Please continue the forum thread about the hacked Lemmy instances, picking up right after its final post.

[Source document]:
═══

FYI!!! In case you start getting re-directed to porn sites.
Maybe the admin got hacked?
edit: lemmy.blahaj.zone has also been hacked. beehaw.org is also down, possibly intentionally by their admins until the issue is fixed.
Post discussing the point of vulnerability: https://lemmy.ml/post/1896249
Github Issue created here: https://github.com/LemmyNet/lemmy-ui/issues/1895
It’s buggy and missing some key checks to make sure it’s working when you set it up.
Real risk of locking yourself out of your account.
oh, really? maybe i’ll turn mine off then…Thanks for the heads up!
Mostly a risk on initial setup.
I’ve been waiting a bit for it to stabilize and just using huge random passwords
If you’re using a password manager you’d be doing this for every site and without even having to think about it. Bitwarden is a great choice.

═══

[Given information]:

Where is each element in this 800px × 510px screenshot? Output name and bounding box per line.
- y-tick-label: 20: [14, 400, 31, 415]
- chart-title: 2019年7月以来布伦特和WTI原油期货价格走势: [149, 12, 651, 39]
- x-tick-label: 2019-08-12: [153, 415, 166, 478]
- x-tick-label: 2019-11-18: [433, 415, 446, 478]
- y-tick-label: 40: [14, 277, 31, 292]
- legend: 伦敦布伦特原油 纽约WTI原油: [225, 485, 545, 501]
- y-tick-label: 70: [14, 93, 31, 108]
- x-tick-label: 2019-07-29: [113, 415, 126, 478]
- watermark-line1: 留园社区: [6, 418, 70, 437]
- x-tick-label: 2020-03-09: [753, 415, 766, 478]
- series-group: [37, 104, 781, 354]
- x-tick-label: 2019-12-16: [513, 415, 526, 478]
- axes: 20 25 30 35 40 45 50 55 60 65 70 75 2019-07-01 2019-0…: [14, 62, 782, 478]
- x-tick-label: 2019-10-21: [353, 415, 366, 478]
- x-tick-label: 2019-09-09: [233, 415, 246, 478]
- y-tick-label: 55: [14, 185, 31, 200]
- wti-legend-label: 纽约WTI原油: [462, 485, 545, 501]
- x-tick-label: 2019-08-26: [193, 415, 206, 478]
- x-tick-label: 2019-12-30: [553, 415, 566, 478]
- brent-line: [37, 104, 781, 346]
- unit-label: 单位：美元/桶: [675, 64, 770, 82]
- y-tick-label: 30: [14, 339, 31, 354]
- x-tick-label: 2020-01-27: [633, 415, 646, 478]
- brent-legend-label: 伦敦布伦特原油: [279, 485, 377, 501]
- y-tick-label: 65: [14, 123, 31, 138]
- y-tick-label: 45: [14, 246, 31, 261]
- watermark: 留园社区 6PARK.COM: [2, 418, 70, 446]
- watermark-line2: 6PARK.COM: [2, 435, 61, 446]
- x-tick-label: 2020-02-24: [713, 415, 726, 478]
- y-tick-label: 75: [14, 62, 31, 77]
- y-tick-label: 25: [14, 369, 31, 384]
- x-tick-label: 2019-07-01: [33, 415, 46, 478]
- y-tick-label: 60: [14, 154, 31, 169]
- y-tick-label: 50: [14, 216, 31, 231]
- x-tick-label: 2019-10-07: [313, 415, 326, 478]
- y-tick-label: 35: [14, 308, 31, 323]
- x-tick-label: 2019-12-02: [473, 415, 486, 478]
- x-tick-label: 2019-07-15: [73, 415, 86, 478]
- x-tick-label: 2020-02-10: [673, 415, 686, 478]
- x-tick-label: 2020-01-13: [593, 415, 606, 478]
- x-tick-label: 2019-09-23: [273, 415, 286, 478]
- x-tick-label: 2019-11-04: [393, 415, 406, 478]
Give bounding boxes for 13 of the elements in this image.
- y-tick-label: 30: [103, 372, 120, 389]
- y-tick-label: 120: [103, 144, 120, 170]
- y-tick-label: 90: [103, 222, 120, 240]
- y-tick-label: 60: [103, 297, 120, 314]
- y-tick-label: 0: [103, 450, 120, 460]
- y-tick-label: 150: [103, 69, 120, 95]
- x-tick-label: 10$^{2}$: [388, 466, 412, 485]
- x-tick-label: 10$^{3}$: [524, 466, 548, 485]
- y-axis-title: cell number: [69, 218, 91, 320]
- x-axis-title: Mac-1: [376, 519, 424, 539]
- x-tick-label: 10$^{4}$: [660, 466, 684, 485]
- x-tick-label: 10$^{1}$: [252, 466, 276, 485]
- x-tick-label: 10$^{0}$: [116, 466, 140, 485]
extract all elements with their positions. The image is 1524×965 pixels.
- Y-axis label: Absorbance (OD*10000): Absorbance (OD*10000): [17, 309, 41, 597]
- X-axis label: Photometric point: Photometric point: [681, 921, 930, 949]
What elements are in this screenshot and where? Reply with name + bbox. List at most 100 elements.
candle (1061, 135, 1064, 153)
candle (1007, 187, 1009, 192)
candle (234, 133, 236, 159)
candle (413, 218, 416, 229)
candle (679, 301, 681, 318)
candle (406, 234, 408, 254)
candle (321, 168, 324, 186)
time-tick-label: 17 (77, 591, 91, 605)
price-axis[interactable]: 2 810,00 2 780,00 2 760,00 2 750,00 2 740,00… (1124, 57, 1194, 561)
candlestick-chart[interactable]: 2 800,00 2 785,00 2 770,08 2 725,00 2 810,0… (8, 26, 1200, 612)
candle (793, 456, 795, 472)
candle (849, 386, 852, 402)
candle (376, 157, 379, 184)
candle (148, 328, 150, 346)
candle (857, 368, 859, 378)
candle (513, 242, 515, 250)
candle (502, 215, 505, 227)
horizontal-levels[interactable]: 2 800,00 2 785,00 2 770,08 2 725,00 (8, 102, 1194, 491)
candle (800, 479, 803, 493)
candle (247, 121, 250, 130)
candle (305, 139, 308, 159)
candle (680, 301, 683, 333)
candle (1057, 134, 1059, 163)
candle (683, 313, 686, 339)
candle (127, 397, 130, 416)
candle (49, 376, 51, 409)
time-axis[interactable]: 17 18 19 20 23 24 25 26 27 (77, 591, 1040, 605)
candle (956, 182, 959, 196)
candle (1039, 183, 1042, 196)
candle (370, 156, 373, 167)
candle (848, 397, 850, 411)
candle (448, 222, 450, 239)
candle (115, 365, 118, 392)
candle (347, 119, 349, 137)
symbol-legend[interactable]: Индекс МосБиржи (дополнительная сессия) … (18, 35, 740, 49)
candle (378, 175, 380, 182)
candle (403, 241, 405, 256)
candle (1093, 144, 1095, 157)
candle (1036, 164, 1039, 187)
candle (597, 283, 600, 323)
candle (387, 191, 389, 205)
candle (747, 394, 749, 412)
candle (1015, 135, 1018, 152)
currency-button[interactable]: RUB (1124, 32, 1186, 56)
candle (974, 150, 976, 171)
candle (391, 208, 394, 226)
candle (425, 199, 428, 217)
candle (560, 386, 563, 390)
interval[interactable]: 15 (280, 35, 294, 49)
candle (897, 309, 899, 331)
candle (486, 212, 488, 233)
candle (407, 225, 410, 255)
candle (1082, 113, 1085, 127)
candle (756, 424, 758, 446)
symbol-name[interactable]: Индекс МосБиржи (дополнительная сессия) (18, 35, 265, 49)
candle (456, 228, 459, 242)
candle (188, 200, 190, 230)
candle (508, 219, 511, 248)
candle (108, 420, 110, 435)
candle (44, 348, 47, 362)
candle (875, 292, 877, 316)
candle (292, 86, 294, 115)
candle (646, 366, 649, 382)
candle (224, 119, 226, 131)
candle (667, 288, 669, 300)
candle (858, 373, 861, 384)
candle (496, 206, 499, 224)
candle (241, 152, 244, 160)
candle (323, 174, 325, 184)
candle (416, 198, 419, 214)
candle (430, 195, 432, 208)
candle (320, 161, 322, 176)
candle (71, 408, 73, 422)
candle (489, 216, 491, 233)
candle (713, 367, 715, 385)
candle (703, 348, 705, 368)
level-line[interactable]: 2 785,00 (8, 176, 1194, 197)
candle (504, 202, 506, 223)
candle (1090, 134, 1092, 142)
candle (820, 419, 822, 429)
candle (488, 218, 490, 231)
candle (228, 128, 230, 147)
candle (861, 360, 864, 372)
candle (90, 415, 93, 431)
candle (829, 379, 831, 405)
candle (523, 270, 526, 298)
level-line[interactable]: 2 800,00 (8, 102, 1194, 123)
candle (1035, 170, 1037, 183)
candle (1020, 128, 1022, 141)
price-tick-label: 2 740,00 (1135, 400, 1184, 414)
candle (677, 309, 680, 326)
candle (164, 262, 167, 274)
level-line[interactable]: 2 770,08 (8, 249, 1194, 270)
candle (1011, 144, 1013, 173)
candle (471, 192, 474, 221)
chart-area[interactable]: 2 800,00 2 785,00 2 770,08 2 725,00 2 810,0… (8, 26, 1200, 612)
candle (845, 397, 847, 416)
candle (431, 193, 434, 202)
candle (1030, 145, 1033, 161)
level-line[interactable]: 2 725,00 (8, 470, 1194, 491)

═══

[Response to this exercise]:
I like KeePass. Bitwarden currently has an nginx exposure in the Dockerfile published in their git repo (may have been fixed since a couple of days ago). That said, I used Bitwarden for many years and switched out of an abundance of paranoia, and am definitively not recommending against it. Just basically use one of the following:
And stay far the fuck away from LastPass
my uni is currently still recommending lastpass as of now, tho I’ve heard they might be looking for alternatives …
LastPass has had a few security incidents lately. I do not trust them at all.
KeePass +1
Oh I do. Used Bitwarden for many years.
I actually use keepass for totp codes too.